● **What is asked**:
Scan the data. Collect each line that contains the word "respondents".
───── Stored rows
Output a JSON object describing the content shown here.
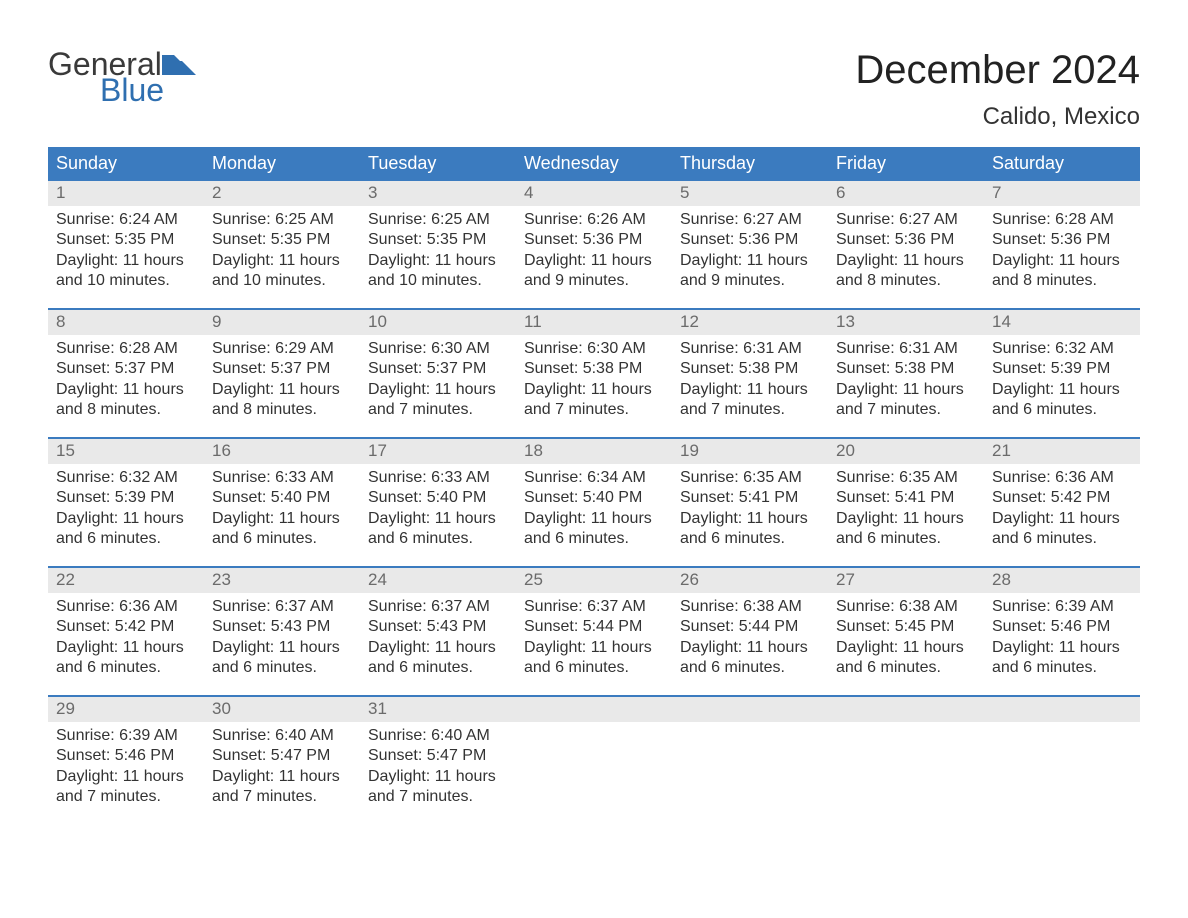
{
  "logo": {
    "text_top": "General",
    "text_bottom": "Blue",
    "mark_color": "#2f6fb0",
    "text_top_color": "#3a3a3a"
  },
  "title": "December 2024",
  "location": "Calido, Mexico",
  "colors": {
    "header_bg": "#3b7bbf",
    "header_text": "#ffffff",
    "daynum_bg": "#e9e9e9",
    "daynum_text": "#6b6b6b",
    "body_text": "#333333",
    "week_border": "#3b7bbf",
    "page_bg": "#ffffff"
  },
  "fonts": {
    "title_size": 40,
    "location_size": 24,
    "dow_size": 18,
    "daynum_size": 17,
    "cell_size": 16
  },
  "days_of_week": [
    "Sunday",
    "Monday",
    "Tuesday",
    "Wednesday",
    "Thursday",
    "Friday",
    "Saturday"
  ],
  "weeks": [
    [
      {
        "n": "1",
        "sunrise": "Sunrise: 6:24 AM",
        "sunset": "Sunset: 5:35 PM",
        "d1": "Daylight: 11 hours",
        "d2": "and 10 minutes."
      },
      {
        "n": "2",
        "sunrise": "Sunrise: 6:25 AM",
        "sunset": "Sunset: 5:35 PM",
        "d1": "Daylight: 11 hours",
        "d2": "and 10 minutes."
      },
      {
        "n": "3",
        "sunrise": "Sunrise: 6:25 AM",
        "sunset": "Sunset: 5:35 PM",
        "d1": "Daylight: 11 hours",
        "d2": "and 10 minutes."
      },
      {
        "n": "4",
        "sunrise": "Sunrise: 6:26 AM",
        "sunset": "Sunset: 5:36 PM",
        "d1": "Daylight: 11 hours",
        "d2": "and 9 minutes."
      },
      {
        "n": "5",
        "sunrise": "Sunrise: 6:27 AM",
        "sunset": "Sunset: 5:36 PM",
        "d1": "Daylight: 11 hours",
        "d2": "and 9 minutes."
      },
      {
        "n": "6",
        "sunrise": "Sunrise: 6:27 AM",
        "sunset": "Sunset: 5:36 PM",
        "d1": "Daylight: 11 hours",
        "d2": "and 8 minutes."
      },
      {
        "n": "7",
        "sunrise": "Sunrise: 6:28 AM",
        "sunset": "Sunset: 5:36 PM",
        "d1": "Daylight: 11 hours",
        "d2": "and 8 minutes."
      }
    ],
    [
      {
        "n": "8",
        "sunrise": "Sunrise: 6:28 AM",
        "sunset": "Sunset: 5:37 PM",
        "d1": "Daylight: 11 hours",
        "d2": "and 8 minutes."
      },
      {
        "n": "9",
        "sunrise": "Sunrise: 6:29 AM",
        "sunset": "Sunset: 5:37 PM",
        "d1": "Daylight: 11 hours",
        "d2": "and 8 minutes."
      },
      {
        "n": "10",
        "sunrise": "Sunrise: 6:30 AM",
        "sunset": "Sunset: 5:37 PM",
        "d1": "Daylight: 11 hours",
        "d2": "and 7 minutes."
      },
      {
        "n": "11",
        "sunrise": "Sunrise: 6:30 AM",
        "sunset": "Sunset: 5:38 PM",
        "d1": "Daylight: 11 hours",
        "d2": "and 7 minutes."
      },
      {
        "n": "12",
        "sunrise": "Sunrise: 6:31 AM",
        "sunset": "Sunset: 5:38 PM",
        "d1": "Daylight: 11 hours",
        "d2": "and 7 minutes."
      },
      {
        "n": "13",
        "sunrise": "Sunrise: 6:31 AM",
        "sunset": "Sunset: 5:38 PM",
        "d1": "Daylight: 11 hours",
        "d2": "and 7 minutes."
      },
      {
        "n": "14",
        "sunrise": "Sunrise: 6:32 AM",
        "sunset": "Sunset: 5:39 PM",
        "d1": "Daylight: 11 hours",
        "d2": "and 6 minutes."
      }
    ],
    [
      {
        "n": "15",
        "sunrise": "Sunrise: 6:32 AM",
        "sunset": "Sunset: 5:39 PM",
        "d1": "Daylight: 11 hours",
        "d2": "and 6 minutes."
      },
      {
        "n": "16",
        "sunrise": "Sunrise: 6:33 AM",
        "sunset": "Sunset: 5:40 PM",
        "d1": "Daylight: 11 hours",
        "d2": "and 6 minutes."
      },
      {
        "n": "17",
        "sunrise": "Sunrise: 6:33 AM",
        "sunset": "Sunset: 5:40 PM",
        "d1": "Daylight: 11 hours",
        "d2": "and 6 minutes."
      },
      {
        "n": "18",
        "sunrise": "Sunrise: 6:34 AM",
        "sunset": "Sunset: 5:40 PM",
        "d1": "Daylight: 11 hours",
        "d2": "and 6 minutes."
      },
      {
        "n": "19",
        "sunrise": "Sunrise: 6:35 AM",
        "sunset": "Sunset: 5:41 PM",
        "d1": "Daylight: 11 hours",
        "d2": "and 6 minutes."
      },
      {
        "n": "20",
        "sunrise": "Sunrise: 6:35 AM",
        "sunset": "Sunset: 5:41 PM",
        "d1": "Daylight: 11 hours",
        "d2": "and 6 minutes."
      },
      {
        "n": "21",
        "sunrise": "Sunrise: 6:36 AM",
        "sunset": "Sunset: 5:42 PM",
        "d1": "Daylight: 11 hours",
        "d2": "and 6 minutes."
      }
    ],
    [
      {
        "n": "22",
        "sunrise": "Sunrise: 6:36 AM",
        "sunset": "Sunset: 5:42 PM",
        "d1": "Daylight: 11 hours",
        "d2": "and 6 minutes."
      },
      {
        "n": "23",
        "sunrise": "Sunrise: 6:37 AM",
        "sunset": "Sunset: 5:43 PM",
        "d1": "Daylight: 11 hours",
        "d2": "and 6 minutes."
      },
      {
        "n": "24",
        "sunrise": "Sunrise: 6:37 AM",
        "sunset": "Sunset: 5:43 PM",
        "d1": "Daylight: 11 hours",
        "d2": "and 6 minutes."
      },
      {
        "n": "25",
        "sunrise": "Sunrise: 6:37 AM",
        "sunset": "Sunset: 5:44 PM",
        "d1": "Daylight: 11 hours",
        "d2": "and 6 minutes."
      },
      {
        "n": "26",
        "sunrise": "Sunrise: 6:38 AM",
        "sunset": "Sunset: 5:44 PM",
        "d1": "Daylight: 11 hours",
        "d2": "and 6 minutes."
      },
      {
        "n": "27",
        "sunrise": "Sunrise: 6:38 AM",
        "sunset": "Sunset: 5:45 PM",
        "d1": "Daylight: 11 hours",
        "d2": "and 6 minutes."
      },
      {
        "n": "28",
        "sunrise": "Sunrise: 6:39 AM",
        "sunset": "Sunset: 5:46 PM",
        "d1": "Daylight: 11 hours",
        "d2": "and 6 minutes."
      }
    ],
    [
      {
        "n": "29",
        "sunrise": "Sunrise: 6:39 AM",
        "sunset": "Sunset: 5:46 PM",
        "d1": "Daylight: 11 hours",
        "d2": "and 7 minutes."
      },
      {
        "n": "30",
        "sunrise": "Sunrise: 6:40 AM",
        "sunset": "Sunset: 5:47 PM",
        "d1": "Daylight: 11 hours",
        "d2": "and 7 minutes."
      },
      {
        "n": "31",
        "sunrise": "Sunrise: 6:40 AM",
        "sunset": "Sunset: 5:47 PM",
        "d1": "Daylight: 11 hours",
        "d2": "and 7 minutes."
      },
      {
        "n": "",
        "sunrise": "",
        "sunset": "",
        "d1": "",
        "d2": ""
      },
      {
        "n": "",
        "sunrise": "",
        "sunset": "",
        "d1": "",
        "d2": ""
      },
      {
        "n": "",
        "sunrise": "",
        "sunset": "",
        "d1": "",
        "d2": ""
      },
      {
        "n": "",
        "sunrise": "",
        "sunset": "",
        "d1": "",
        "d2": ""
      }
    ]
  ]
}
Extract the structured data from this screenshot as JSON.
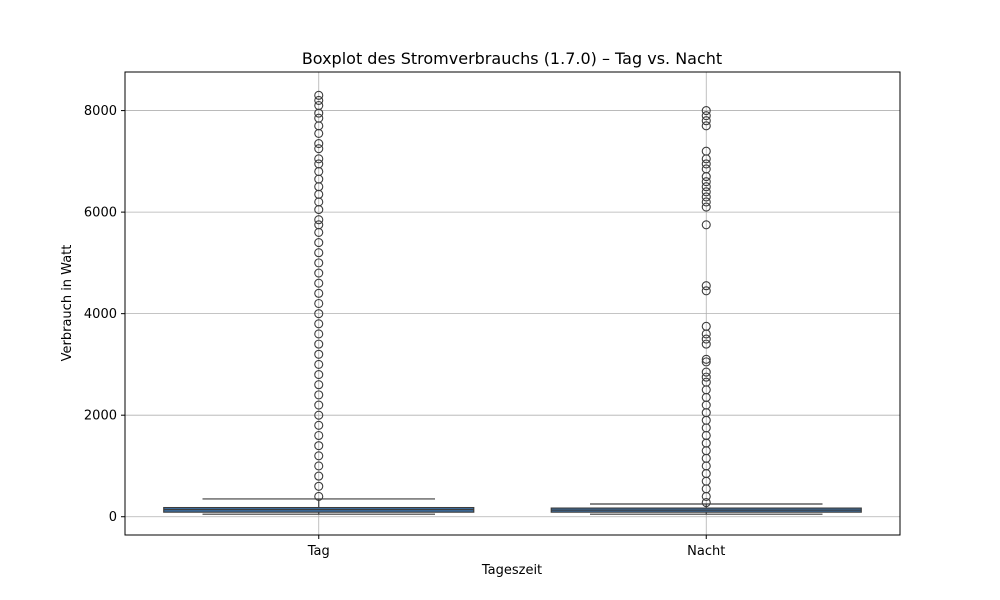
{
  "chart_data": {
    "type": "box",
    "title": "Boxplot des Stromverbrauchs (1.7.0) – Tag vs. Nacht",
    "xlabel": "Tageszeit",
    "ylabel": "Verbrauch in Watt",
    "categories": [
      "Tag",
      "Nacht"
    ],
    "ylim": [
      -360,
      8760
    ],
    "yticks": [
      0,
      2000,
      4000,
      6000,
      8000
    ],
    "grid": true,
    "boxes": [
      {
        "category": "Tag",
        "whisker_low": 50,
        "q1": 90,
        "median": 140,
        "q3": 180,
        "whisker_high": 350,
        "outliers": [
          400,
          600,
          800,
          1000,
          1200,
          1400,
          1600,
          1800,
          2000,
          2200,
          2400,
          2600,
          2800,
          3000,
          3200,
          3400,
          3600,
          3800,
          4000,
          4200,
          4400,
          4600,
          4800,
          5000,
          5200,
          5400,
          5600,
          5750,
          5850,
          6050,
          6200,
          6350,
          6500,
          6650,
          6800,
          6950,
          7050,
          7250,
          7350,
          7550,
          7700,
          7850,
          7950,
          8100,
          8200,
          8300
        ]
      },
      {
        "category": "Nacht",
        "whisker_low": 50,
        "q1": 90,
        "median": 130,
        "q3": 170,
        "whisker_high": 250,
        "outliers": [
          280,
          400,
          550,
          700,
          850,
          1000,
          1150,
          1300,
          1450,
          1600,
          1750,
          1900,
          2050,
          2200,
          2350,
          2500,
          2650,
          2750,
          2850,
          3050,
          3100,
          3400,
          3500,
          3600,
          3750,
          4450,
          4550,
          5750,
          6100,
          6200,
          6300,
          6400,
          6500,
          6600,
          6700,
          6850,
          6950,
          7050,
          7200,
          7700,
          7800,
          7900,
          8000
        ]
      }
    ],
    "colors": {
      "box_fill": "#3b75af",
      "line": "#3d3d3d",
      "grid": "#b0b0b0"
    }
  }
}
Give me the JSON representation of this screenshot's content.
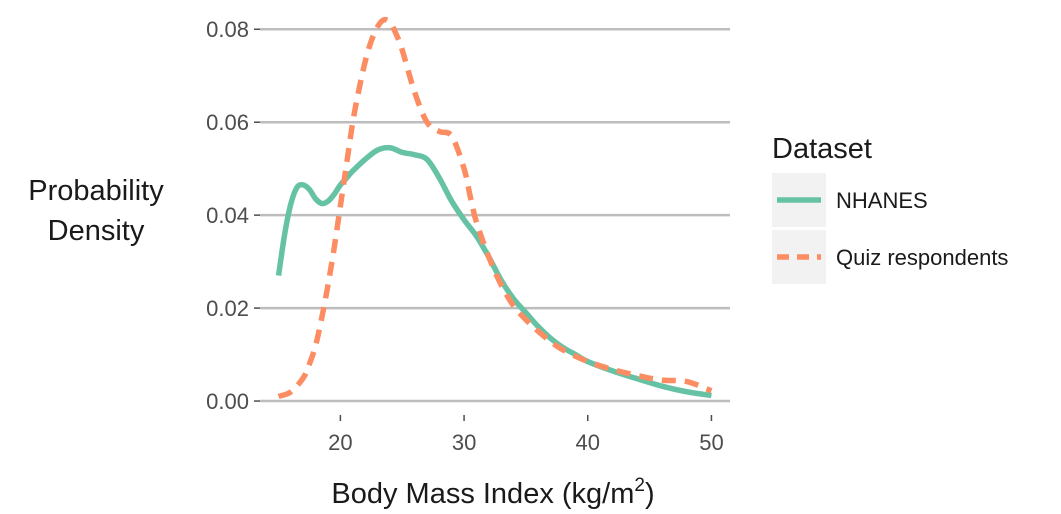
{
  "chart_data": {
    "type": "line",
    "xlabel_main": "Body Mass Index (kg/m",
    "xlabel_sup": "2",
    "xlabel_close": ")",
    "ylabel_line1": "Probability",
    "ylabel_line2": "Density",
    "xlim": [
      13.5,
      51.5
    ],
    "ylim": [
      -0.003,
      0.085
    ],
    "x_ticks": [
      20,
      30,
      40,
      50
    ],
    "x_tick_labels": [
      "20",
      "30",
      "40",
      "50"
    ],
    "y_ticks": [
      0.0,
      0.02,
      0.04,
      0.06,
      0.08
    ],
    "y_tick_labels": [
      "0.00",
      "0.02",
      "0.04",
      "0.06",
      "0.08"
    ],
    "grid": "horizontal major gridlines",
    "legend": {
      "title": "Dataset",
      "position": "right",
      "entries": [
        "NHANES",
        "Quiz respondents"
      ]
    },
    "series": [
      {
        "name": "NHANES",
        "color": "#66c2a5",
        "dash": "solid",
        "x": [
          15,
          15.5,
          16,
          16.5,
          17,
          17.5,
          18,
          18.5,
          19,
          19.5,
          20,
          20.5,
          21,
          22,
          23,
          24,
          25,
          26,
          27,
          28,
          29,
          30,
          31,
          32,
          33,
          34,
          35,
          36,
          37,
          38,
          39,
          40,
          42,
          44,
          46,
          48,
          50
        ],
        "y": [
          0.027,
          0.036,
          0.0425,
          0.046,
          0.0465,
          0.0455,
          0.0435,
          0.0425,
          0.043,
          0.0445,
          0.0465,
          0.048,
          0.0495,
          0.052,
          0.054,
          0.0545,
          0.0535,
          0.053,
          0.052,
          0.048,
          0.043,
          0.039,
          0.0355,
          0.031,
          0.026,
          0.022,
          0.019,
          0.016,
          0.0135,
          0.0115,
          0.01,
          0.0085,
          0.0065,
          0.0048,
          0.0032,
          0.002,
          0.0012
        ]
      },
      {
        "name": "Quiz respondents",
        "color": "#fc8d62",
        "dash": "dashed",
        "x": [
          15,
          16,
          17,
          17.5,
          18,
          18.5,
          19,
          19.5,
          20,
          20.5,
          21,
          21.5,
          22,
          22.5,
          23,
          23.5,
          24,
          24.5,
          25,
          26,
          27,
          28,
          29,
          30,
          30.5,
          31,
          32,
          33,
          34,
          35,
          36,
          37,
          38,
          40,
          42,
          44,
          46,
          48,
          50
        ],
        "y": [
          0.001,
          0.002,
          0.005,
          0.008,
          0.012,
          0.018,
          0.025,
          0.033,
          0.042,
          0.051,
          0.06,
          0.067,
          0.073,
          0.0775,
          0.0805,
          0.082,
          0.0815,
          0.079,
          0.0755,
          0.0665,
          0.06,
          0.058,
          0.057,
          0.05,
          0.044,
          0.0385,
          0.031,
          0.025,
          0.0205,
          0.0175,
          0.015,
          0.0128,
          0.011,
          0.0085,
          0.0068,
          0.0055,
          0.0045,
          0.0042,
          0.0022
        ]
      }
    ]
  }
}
──────────
● **Correct response**:
        "Quiz respondents"
        "name": "Quiz respondents",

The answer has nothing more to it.